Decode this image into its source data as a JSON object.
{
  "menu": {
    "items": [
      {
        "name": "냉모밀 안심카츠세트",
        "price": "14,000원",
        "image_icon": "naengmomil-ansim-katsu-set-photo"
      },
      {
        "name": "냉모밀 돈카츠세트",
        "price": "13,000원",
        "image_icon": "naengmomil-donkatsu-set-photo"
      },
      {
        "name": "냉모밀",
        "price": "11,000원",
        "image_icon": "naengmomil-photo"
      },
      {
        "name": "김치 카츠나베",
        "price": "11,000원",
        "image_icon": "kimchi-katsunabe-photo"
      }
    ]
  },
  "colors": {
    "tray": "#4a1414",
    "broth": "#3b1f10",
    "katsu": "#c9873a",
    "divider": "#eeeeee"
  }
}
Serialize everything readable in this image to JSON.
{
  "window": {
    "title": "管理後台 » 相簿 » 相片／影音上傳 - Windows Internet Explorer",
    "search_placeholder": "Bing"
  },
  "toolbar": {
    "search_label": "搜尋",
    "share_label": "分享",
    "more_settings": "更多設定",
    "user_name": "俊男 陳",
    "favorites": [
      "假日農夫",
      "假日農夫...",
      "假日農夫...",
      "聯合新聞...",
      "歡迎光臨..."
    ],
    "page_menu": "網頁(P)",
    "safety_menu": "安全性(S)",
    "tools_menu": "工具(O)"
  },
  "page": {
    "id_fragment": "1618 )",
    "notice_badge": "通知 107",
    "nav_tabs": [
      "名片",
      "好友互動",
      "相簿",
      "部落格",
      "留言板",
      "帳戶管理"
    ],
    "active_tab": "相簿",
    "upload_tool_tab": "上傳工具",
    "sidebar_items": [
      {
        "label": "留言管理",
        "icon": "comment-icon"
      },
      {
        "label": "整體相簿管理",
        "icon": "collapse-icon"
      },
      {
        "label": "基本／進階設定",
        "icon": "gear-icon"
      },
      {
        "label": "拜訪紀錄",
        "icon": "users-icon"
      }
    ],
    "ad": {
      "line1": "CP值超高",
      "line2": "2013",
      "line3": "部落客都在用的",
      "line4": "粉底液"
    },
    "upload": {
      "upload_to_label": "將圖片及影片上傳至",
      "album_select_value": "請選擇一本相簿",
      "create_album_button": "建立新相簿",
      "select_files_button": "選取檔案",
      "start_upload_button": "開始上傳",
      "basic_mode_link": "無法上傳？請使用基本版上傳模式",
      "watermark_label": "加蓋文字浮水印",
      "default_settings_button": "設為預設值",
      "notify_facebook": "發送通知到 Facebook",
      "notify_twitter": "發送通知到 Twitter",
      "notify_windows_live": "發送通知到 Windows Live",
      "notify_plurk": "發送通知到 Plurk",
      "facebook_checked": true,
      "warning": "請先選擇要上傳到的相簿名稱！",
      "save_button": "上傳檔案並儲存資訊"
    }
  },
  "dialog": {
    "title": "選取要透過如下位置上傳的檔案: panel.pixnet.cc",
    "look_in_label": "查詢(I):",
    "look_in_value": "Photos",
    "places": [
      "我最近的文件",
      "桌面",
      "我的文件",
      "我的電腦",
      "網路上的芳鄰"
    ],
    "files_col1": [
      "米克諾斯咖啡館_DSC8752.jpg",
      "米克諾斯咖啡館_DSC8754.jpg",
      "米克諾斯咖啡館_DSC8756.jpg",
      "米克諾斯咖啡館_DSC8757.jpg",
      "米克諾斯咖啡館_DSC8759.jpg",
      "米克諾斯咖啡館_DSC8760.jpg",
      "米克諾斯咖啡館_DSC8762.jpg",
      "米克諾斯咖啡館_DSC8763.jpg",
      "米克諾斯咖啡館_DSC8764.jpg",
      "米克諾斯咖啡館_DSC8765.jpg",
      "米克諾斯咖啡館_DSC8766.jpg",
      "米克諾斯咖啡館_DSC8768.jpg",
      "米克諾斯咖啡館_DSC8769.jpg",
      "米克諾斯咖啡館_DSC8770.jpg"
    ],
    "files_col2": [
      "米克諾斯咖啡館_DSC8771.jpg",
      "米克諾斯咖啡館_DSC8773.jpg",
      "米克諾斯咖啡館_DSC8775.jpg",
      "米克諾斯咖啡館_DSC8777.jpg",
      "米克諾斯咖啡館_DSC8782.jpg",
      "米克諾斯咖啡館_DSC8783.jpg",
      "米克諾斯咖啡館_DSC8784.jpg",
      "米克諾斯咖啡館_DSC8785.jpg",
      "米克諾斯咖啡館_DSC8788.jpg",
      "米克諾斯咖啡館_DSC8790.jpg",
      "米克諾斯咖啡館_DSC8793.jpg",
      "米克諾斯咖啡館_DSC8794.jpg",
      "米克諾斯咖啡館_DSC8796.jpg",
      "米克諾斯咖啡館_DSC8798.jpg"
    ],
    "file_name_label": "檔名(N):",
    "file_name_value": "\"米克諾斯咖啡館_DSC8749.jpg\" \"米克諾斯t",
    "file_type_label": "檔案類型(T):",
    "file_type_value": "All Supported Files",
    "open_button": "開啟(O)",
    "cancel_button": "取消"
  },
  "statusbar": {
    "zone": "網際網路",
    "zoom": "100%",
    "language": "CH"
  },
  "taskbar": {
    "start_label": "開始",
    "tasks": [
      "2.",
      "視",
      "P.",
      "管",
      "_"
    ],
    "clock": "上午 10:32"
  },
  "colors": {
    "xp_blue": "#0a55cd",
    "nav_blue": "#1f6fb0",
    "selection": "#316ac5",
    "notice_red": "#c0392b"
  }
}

* Problem to work on
Pull out every line in the material above where "naengmomil" occurs.

* Solution to the exercise
        "image_icon": "naengmomil-ansim-katsu-set-photo"
        "image_icon": "naengmomil-donkatsu-set-photo"
        "image_icon": "naengmomil-photo"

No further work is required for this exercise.